Rows from a figure dataset:

— START —

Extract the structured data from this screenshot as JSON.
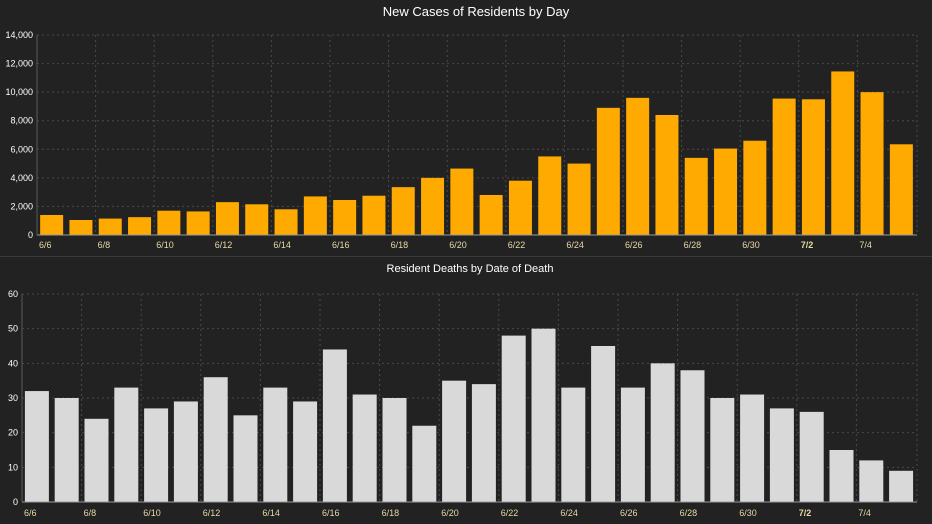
{
  "colors": {
    "background": "#222222",
    "cases_bar": "#FFAA00",
    "deaths_bar": "#D9D9D9",
    "title_text": "#FFFFFF",
    "tick_text": "#FFFFFF",
    "x_tick_text": "#E8D9A8",
    "grid": "#4a4a4a"
  },
  "chart_data": [
    {
      "type": "bar",
      "title": "New Cases of Residents by Day",
      "xlabel": "",
      "ylabel": "",
      "ylim": [
        0,
        14000
      ],
      "y_ticks": [
        "0",
        "2,000",
        "4,000",
        "6,000",
        "8,000",
        "10,000",
        "12,000",
        "14,000"
      ],
      "grid": true,
      "categories": [
        "6/6",
        "6/7",
        "6/8",
        "6/9",
        "6/10",
        "6/11",
        "6/12",
        "6/13",
        "6/14",
        "6/15",
        "6/16",
        "6/17",
        "6/18",
        "6/19",
        "6/20",
        "6/21",
        "6/22",
        "6/23",
        "6/24",
        "6/25",
        "6/26",
        "6/27",
        "6/28",
        "6/29",
        "6/30",
        "7/1",
        "7/2",
        "7/3",
        "7/4",
        "7/5"
      ],
      "x_tick_labels": [
        "6/6",
        "",
        "6/8",
        "",
        "6/10",
        "",
        "6/12",
        "",
        "6/14",
        "",
        "6/16",
        "",
        "6/18",
        "",
        "6/20",
        "",
        "6/22",
        "",
        "6/24",
        "",
        "6/26",
        "",
        "6/28",
        "",
        "6/30",
        "",
        "7/2",
        "",
        "7/4",
        ""
      ],
      "values": [
        1400,
        1050,
        1150,
        1250,
        1700,
        1650,
        2300,
        2150,
        1800,
        2700,
        2450,
        2750,
        3350,
        4000,
        4650,
        2800,
        3800,
        5500,
        5000,
        8900,
        9600,
        8400,
        5400,
        6050,
        6600,
        9550,
        9500,
        11450,
        10000,
        6350
      ]
    },
    {
      "type": "bar",
      "title": "Resident Deaths by Date of Death",
      "xlabel": "",
      "ylabel": "",
      "ylim": [
        0,
        60
      ],
      "y_ticks": [
        "0",
        "10",
        "20",
        "30",
        "40",
        "50",
        "60"
      ],
      "grid": true,
      "categories": [
        "6/6",
        "6/7",
        "6/8",
        "6/9",
        "6/10",
        "6/11",
        "6/12",
        "6/13",
        "6/14",
        "6/15",
        "6/16",
        "6/17",
        "6/18",
        "6/19",
        "6/20",
        "6/21",
        "6/22",
        "6/23",
        "6/24",
        "6/25",
        "6/26",
        "6/27",
        "6/28",
        "6/29",
        "6/30",
        "7/1",
        "7/2",
        "7/3",
        "7/4",
        "7/5"
      ],
      "x_tick_labels": [
        "6/6",
        "",
        "6/8",
        "",
        "6/10",
        "",
        "6/12",
        "",
        "6/14",
        "",
        "6/16",
        "",
        "6/18",
        "",
        "6/20",
        "",
        "6/22",
        "",
        "6/24",
        "",
        "6/26",
        "",
        "6/28",
        "",
        "6/30",
        "",
        "7/2",
        "",
        "7/4",
        ""
      ],
      "values": [
        32,
        30,
        24,
        33,
        27,
        29,
        36,
        25,
        33,
        29,
        44,
        31,
        30,
        22,
        35,
        34,
        48,
        50,
        33,
        45,
        33,
        40,
        38,
        30,
        31,
        27,
        26,
        15,
        12,
        9
      ]
    }
  ]
}
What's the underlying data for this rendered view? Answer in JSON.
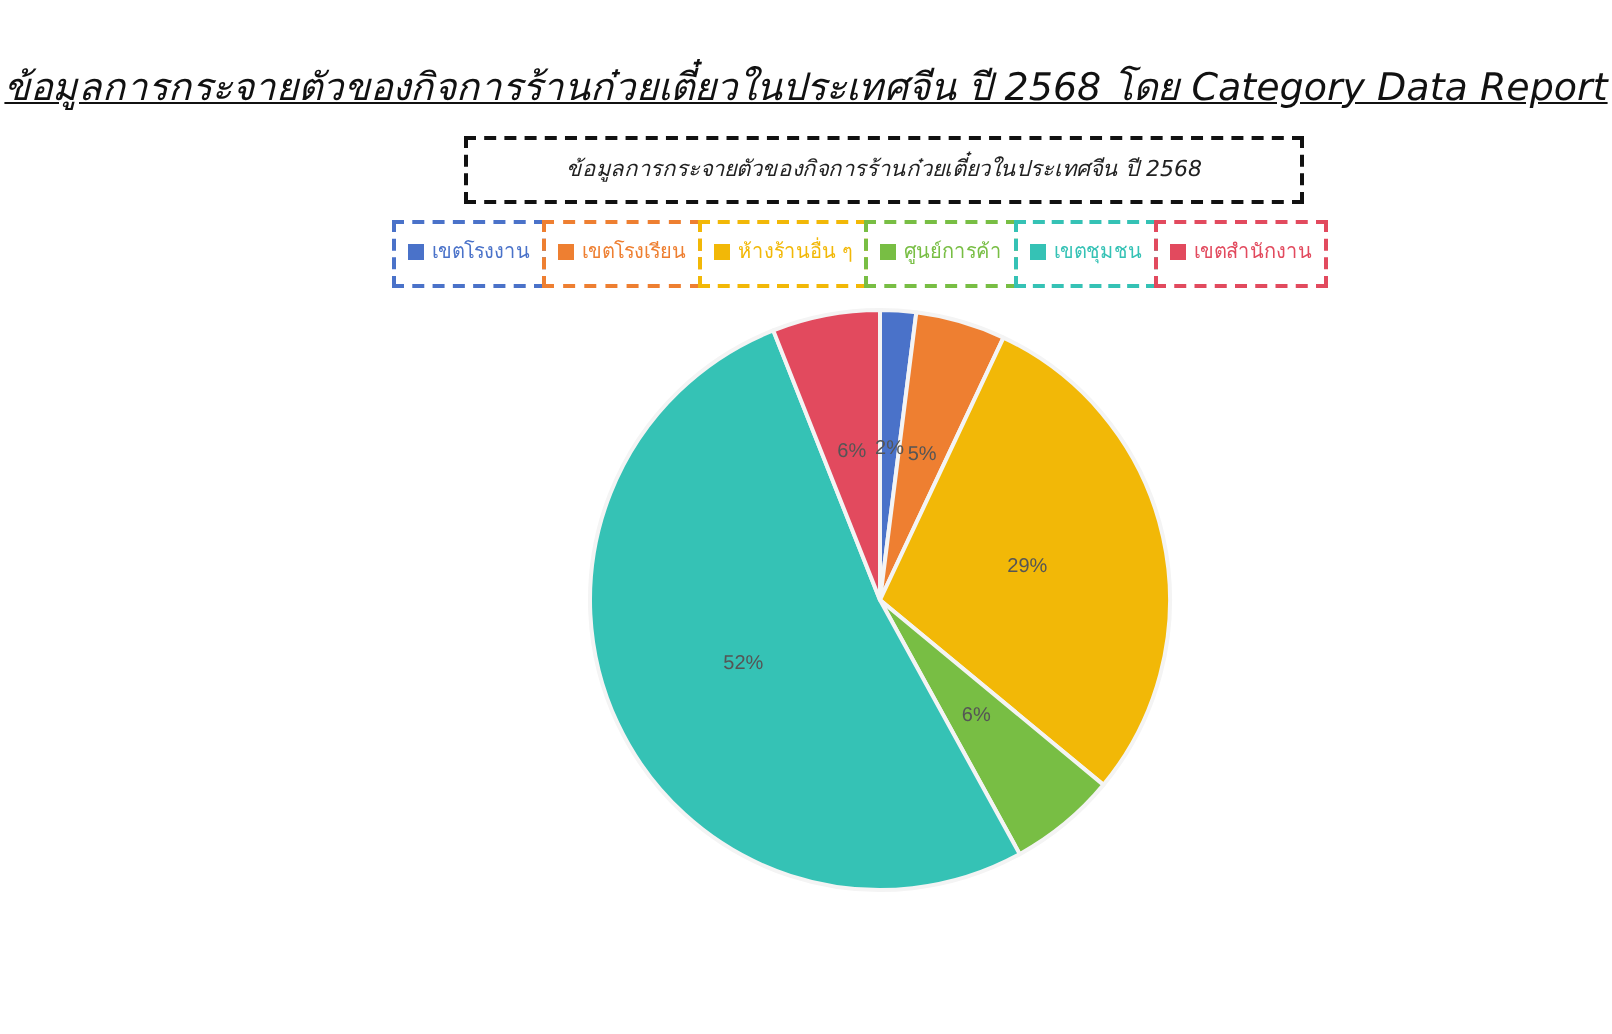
{
  "chart_data": {
    "type": "pie",
    "title": "ข้อมูลการกระจายตัวของกิจการร้านก๋วยเตี๋ยวในประเทศจีน ปี 2568 โดย Category Data Report",
    "subtitle": "ข้อมูลการกระจายตัวของกิจการร้านก๋วยเตี๋ยวในประเทศจีน ปี 2568",
    "categories": [
      "เขตโรงงาน",
      "เขตโรงเรียน",
      "ห้างร้านอื่น ๆ",
      "ศูนย์การค้า",
      "เขตชุมชน",
      "เขตสำนักงาน"
    ],
    "values": [
      2,
      5,
      29,
      6,
      52,
      6
    ],
    "value_labels": [
      "2%",
      "5%",
      "29%",
      "6%",
      "52%",
      "6%"
    ],
    "colors": [
      "#4a72c9",
      "#ee7f31",
      "#f2b807",
      "#78be44",
      "#35c2b5",
      "#e24a5e"
    ],
    "legend": "top"
  }
}
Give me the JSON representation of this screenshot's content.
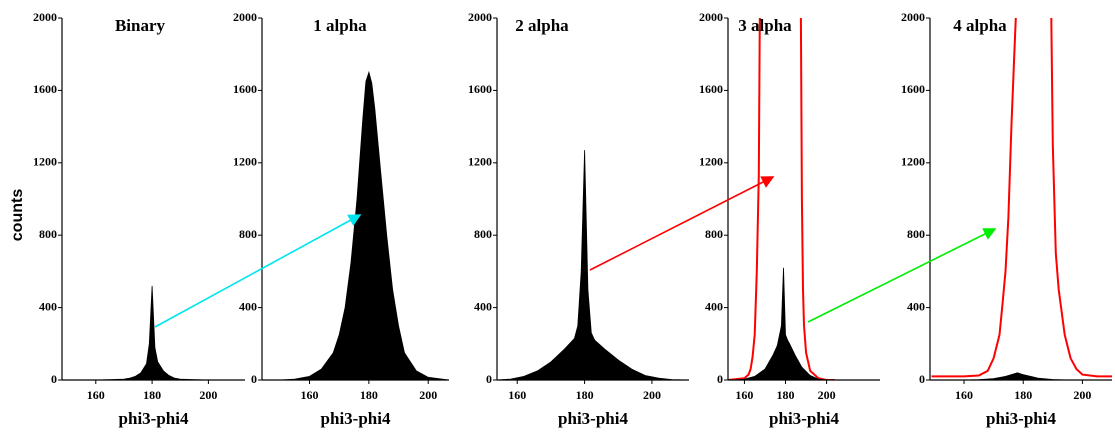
{
  "chart_data": [
    {
      "type": "area",
      "title": "Binary",
      "xlabel": "phi3-phi4",
      "ylabel": "counts",
      "xlim": [
        148,
        213
      ],
      "ylim": [
        0,
        2000
      ],
      "xticks": [
        160,
        180,
        200
      ],
      "yticks": [
        0,
        400,
        800,
        1200,
        1600,
        2000
      ],
      "series": [
        {
          "color": "#000000",
          "fill": true,
          "x": [
            148,
            160,
            165,
            170,
            172,
            174,
            176,
            178,
            179,
            180,
            181,
            182,
            184,
            186,
            188,
            190,
            195,
            200,
            212
          ],
          "values": [
            0,
            0,
            2,
            5,
            10,
            20,
            40,
            90,
            200,
            520,
            180,
            100,
            50,
            25,
            10,
            5,
            2,
            0,
            0
          ]
        }
      ]
    },
    {
      "type": "area",
      "title": "1 alpha",
      "xlabel": "phi3-phi4",
      "xlim": [
        144,
        207
      ],
      "ylim": [
        0,
        2000
      ],
      "xticks": [
        160,
        180,
        200
      ],
      "yticks": [
        0,
        400,
        800,
        1200,
        1600,
        2000
      ],
      "series": [
        {
          "color": "#000000",
          "fill": true,
          "x": [
            144,
            150,
            155,
            160,
            164,
            168,
            170,
            172,
            174,
            176,
            178,
            179,
            180,
            181,
            182,
            184,
            186,
            188,
            190,
            192,
            196,
            200,
            207
          ],
          "values": [
            0,
            0,
            5,
            20,
            60,
            150,
            250,
            400,
            650,
            1000,
            1450,
            1650,
            1700,
            1640,
            1500,
            1150,
            800,
            500,
            300,
            150,
            50,
            15,
            0
          ]
        }
      ]
    },
    {
      "type": "area",
      "title": "2 alpha",
      "xlabel": "phi3-phi4",
      "xlim": [
        154,
        211
      ],
      "ylim": [
        0,
        2000
      ],
      "xticks": [
        160,
        180,
        200
      ],
      "yticks": [
        0,
        400,
        800,
        1200,
        1600,
        2000
      ],
      "series": [
        {
          "color": "#000000",
          "fill": true,
          "x": [
            154,
            158,
            162,
            166,
            170,
            174,
            177,
            178,
            179,
            180,
            181,
            182,
            183,
            186,
            190,
            194,
            198,
            202,
            206,
            211
          ],
          "values": [
            0,
            5,
            20,
            50,
            100,
            170,
            230,
            300,
            600,
            1270,
            500,
            260,
            220,
            170,
            110,
            60,
            25,
            10,
            2,
            0
          ]
        }
      ]
    },
    {
      "type": "area",
      "title": "3 alpha",
      "xlabel": "phi3-phi4",
      "xlim": [
        152,
        226
      ],
      "ylim": [
        0,
        2000
      ],
      "xticks": [
        160,
        180,
        200
      ],
      "yticks": [
        0,
        400,
        800,
        1200,
        1600,
        2000
      ],
      "series": [
        {
          "color": "#ff0000",
          "fill": false,
          "x": [
            152,
            156,
            160,
            162,
            163,
            164,
            165,
            166,
            167,
            167.5,
            178,
            187.5,
            188,
            188.5,
            189,
            190,
            192,
            196,
            200,
            204
          ],
          "values": [
            0,
            5,
            10,
            30,
            60,
            130,
            250,
            600,
            1130,
            2000,
            null,
            2000,
            1000,
            500,
            300,
            150,
            50,
            10,
            0,
            0
          ]
        },
        {
          "color": "#000000",
          "fill": true,
          "x": [
            155,
            160,
            165,
            170,
            174,
            176,
            178,
            179,
            180,
            181,
            182,
            185,
            188,
            192,
            196,
            200,
            204
          ],
          "values": [
            0,
            5,
            20,
            60,
            140,
            190,
            300,
            620,
            250,
            220,
            200,
            130,
            70,
            25,
            5,
            0,
            0
          ]
        }
      ]
    },
    {
      "type": "area",
      "title": "4  alpha",
      "xlabel": "phi3-phi4",
      "xlim": [
        148.5,
        210
      ],
      "ylim": [
        0,
        2000
      ],
      "xticks": [
        160,
        180,
        200
      ],
      "yticks": [
        0,
        400,
        800,
        1200,
        1600,
        2000
      ],
      "series": [
        {
          "color": "#ff0000",
          "fill": false,
          "x": [
            149,
            160,
            165,
            168,
            170,
            172,
            173,
            174,
            175,
            176,
            177,
            177.5,
            184,
            189.5,
            190,
            191,
            192,
            194,
            196,
            198,
            200,
            205,
            210
          ],
          "values": [
            20,
            20,
            25,
            50,
            120,
            250,
            420,
            600,
            900,
            1400,
            1800,
            2000,
            null,
            2000,
            1300,
            700,
            500,
            250,
            120,
            60,
            30,
            20,
            20
          ]
        },
        {
          "color": "#000000",
          "fill": true,
          "x": [
            160,
            165,
            170,
            174,
            176,
            178,
            180,
            182,
            185,
            190,
            195
          ],
          "values": [
            0,
            2,
            8,
            20,
            30,
            40,
            30,
            22,
            10,
            3,
            0
          ]
        }
      ]
    }
  ]
}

— END —

**EXERCISE GOAL**
Find every line in the records that has the string "this", then state how many there are and nothing else.

**WRITTEN RESPONSE**
3